── Data excerpts

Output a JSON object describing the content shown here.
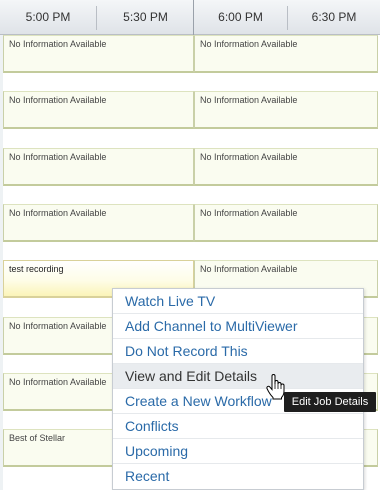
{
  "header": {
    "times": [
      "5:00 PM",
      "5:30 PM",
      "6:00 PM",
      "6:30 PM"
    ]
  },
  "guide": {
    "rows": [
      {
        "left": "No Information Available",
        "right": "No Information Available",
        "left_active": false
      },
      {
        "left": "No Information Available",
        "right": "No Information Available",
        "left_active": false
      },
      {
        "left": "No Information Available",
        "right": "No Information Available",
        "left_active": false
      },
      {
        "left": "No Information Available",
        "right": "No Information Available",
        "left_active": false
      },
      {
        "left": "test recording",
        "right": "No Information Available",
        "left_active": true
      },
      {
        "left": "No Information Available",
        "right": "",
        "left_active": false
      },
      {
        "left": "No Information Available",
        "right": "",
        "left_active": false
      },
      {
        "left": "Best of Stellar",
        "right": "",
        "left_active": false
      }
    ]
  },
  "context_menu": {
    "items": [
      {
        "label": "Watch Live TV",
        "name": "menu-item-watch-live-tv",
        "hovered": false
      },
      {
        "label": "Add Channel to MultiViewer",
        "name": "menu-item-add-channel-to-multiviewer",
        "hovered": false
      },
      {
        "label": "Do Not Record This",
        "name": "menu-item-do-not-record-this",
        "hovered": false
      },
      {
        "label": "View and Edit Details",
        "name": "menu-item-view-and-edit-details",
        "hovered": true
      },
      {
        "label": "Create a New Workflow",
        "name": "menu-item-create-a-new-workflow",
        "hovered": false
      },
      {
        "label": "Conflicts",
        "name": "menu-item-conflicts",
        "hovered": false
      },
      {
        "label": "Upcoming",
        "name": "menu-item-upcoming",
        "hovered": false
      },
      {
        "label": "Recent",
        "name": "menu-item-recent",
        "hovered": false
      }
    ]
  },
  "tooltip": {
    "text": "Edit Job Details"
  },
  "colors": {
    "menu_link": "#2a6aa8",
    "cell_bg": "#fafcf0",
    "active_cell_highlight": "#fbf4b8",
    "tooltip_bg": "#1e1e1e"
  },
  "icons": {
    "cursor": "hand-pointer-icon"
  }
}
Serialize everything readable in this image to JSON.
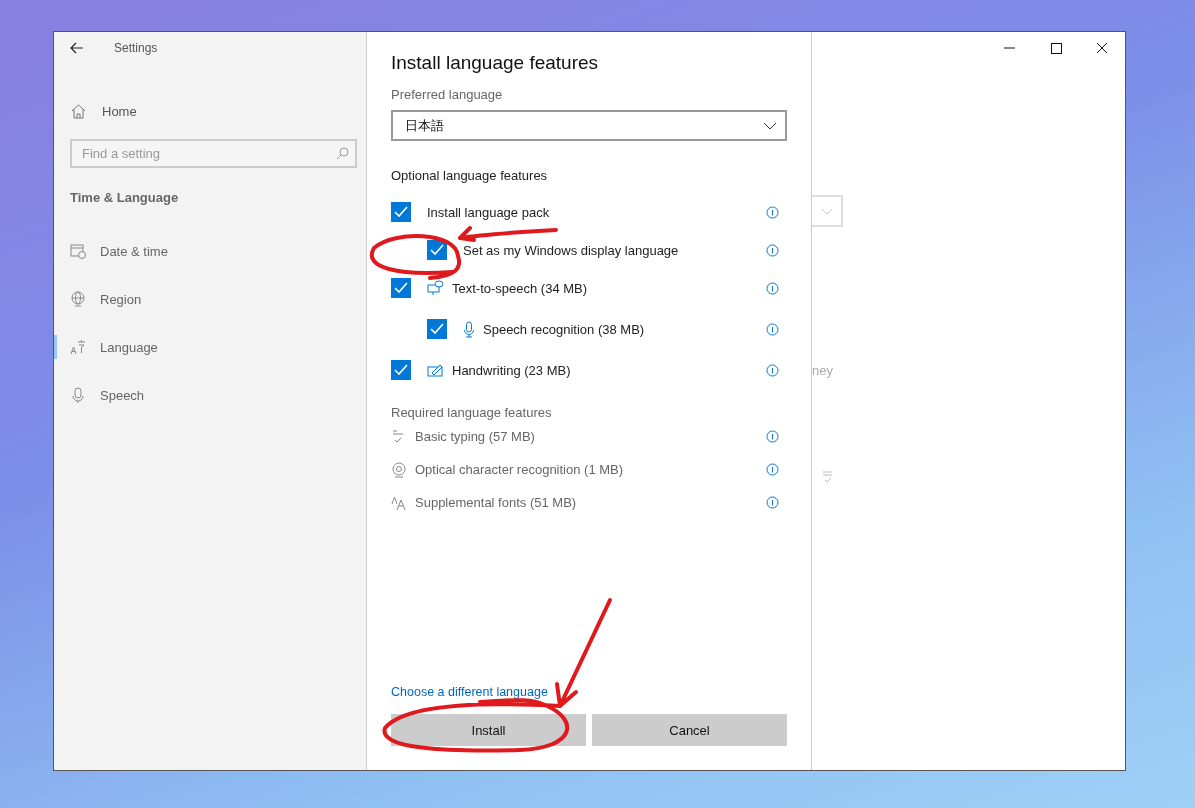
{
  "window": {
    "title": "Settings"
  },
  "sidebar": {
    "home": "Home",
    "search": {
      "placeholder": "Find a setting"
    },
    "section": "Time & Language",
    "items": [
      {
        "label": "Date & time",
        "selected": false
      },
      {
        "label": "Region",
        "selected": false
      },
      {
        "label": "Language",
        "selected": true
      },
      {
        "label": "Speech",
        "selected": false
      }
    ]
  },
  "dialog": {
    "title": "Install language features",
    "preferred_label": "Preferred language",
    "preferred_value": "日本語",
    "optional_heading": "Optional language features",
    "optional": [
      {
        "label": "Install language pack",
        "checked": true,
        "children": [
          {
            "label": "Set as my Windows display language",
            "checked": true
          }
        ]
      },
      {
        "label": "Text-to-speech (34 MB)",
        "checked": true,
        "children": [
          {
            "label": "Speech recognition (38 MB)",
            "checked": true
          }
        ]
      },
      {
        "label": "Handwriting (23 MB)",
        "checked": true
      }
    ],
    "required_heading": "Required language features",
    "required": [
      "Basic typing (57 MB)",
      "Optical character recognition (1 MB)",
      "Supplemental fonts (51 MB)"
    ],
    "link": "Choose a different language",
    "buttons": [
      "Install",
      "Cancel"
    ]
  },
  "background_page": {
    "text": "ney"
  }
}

────

◆ Task brief:
Review the preceding data and report every line that includes the string "true".

◆ Expected output:
        "left_active": true
        "hovered": true
        "selected": true
        "checked": true,
            "checked": true
        "checked": true,
            "checked": true
        "checked": true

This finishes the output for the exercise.